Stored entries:
----
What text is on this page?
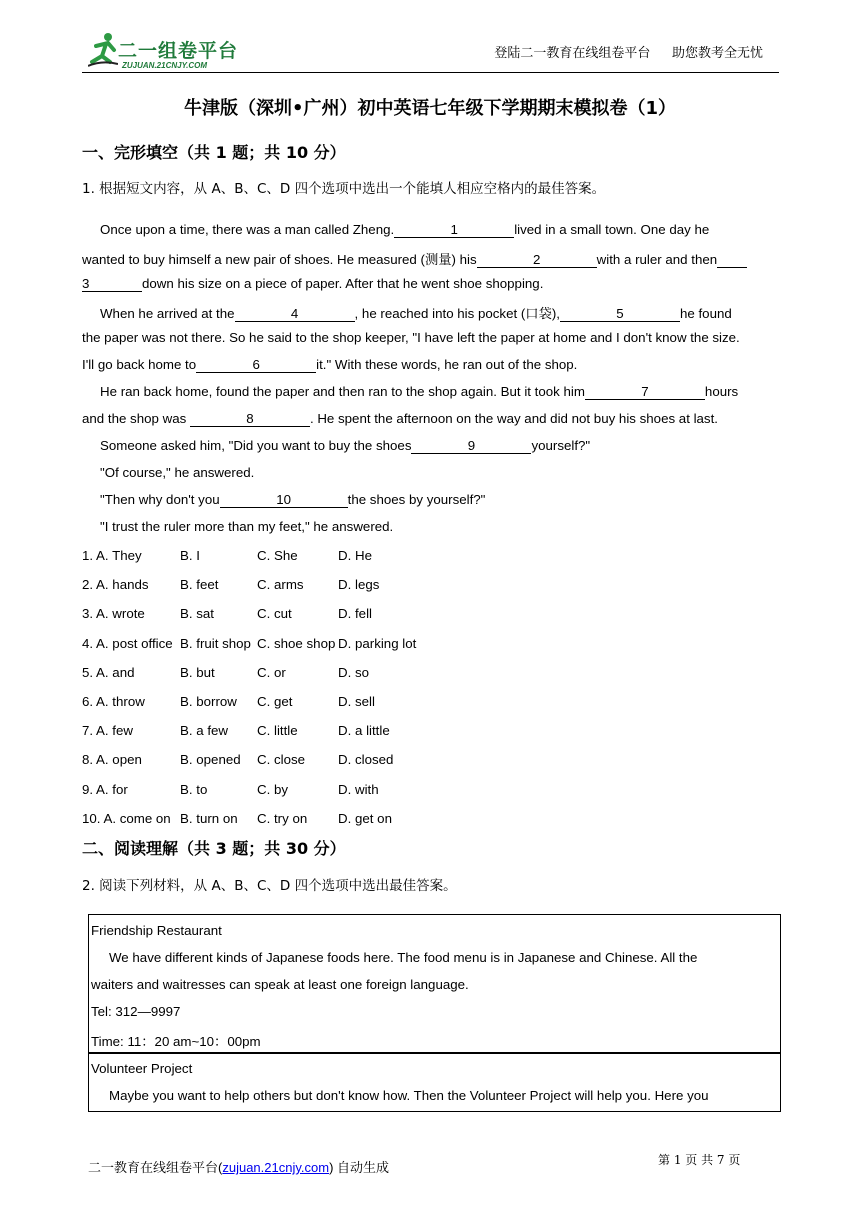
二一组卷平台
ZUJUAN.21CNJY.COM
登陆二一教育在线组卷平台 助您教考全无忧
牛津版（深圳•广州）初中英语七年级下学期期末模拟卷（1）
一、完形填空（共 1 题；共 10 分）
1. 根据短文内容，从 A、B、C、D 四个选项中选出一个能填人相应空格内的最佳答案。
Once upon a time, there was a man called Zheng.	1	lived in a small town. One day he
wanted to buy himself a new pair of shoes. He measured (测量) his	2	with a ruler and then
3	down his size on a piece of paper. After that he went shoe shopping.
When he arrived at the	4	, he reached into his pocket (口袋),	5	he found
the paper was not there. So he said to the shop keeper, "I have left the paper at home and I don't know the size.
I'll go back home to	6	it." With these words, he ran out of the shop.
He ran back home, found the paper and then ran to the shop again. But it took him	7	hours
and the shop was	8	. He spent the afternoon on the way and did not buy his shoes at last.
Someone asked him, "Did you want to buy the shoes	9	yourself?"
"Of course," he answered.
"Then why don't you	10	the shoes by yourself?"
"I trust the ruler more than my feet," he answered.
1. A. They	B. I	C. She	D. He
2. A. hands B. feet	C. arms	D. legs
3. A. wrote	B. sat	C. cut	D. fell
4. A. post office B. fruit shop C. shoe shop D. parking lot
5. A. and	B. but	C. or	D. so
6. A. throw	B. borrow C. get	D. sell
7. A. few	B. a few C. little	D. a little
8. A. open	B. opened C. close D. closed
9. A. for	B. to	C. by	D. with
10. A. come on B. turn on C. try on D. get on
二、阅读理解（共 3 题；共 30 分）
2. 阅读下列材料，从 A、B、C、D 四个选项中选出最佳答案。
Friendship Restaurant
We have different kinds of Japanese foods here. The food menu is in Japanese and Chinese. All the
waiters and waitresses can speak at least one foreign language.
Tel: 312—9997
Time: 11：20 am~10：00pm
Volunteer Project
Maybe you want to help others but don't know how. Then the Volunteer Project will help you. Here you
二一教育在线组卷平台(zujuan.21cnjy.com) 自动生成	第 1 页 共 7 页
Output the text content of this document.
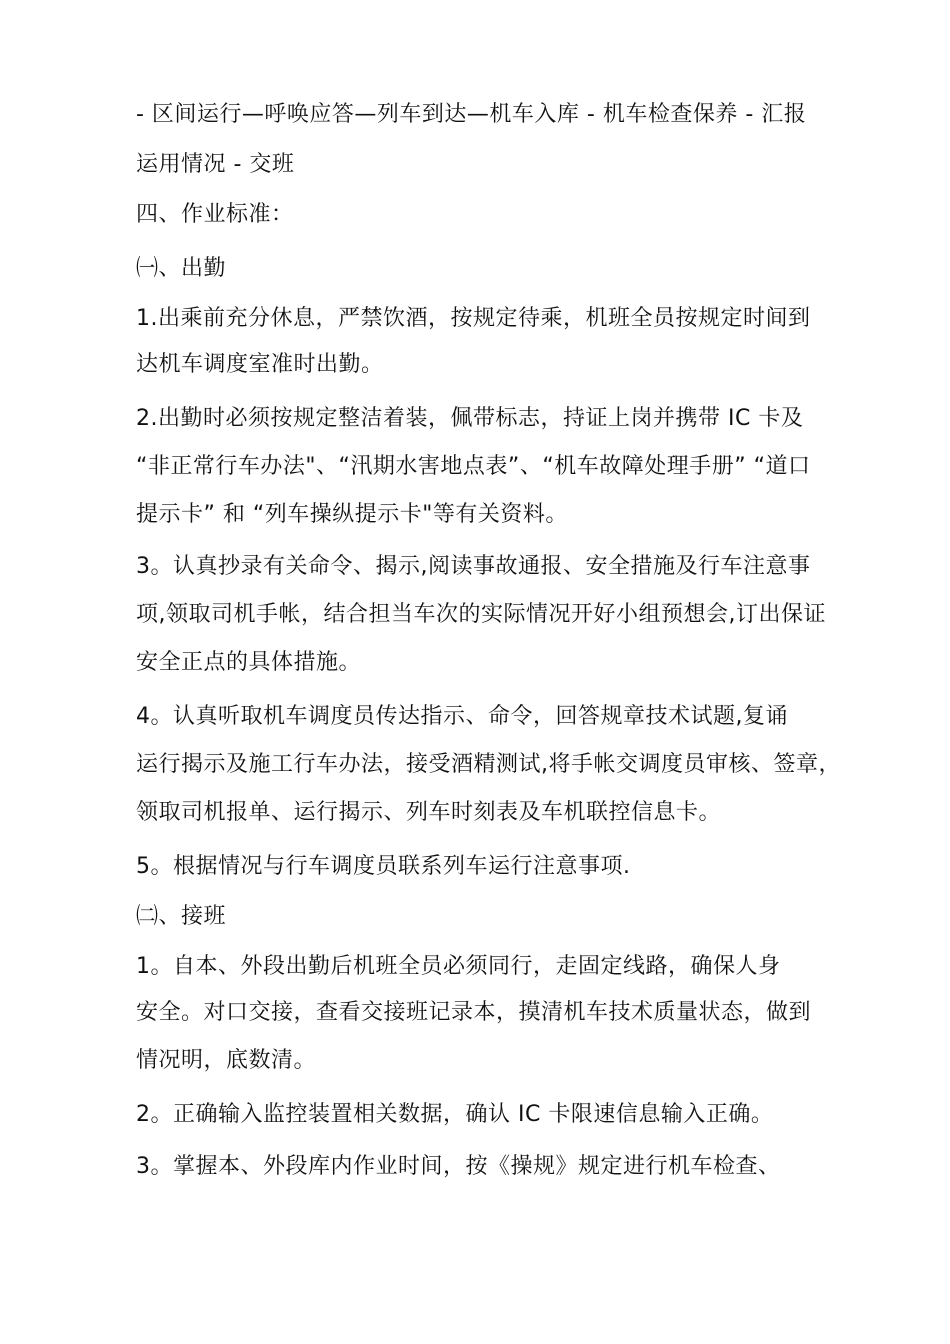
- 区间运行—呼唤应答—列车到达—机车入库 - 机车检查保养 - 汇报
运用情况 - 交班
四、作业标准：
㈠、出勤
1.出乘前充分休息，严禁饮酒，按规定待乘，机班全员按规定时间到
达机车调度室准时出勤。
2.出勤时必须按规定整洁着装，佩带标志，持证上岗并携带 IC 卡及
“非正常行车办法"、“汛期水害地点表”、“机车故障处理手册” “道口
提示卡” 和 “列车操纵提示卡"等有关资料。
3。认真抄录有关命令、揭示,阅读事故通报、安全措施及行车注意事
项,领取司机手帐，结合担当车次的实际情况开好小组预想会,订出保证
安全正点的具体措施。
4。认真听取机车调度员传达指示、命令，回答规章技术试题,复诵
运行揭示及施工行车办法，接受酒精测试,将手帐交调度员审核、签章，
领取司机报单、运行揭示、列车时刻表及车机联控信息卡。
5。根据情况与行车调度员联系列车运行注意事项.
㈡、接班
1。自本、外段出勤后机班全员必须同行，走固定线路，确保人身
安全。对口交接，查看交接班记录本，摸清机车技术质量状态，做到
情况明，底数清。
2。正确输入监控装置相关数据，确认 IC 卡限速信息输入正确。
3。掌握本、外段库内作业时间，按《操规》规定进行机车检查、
----
Exercise aim → Please write out all the data again word for word, but not the pictures.

Output of the task →
What text is on this page?
二一组卷平台
ZUJUAN.21CNJY.COM
登陆二一教育在线组卷平台 助您教考全无忧
牛津版（深圳•广州）初中英语七年级下学期期末模拟卷（1）
一、完形填空（共 1 题；共 10 分）
1. 根据短文内容，从 A、B、C、D 四个选项中选出一个能填人相应空格内的最佳答案。
Once upon a time, there was a man called Zheng.	1	lived in a small town. One day he
wanted to buy himself a new pair of shoes. He measured (测量) his	2	with a ruler and then
3	down his size on a piece of paper. After that he went shoe shopping.
When he arrived at the	4	, he reached into his pocket (口袋),	5	he found
the paper was not there. So he said to the shop keeper, "I have left the paper at home and I don't know the size.
I'll go back home to	6	it." With these words, he ran out of the shop.
He ran back home, found the paper and then ran to the shop again. But it took him	7	hours
and the shop was	8	. He spent the afternoon on the way and did not buy his shoes at last.
Someone asked him, "Did you want to buy the shoes	9	yourself?"
"Of course," he answered.
"Then why don't you	10	the shoes by yourself?"
"I trust the ruler more than my feet," he answered.
1. A. They	B. I	C. She	D. He
2. A. hands B. feet	C. arms	D. legs
3. A. wrote	B. sat	C. cut	D. fell
4. A. post office B. fruit shop C. shoe shop D. parking lot
5. A. and	B. but	C. or	D. so
6. A. throw	B. borrow C. get	D. sell
7. A. few	B. a few C. little	D. a little
8. A. open	B. opened C. close D. closed
9. A. for	B. to	C. by	D. with
10. A. come on B. turn on C. try on D. get on
二、阅读理解（共 3 题；共 30 分）
2. 阅读下列材料，从 A、B、C、D 四个选项中选出最佳答案。
Friendship Restaurant
We have different kinds of Japanese foods here. The food menu is in Japanese and Chinese. All the
waiters and waitresses can speak at least one foreign language.
Tel: 312—9997
Time: 11：20 am~10：00pm
Volunteer Project
Maybe you want to help others but don't know how. Then the Volunteer Project will help you. Here you
二一教育在线组卷平台(zujuan.21cnjy.com) 自动生成	第 1 页 共 7 页
Output the text content of this document.
- 区间运行—呼唤应答—列车到达—机车入库 - 机车检查保养 - 汇报
运用情况 - 交班
四、作业标准：
㈠、出勤
1.出乘前充分休息，严禁饮酒，按规定待乘，机班全员按规定时间到
达机车调度室准时出勤。
2.出勤时必须按规定整洁着装，佩带标志，持证上岗并携带 IC 卡及
“非正常行车办法"、“汛期水害地点表”、“机车故障处理手册” “道口
提示卡” 和 “列车操纵提示卡"等有关资料。
3。认真抄录有关命令、揭示,阅读事故通报、安全措施及行车注意事
项,领取司机手帐，结合担当车次的实际情况开好小组预想会,订出保证
安全正点的具体措施。
4。认真听取机车调度员传达指示、命令，回答规章技术试题,复诵
运行揭示及施工行车办法，接受酒精测试,将手帐交调度员审核、签章，
领取司机报单、运行揭示、列车时刻表及车机联控信息卡。
5。根据情况与行车调度员联系列车运行注意事项.
㈡、接班
1。自本、外段出勤后机班全员必须同行，走固定线路，确保人身
安全。对口交接，查看交接班记录本，摸清机车技术质量状态，做到
情况明，底数清。
2。正确输入监控装置相关数据，确认 IC 卡限速信息输入正确。
3。掌握本、外段库内作业时间，按《操规》规定进行机车检查、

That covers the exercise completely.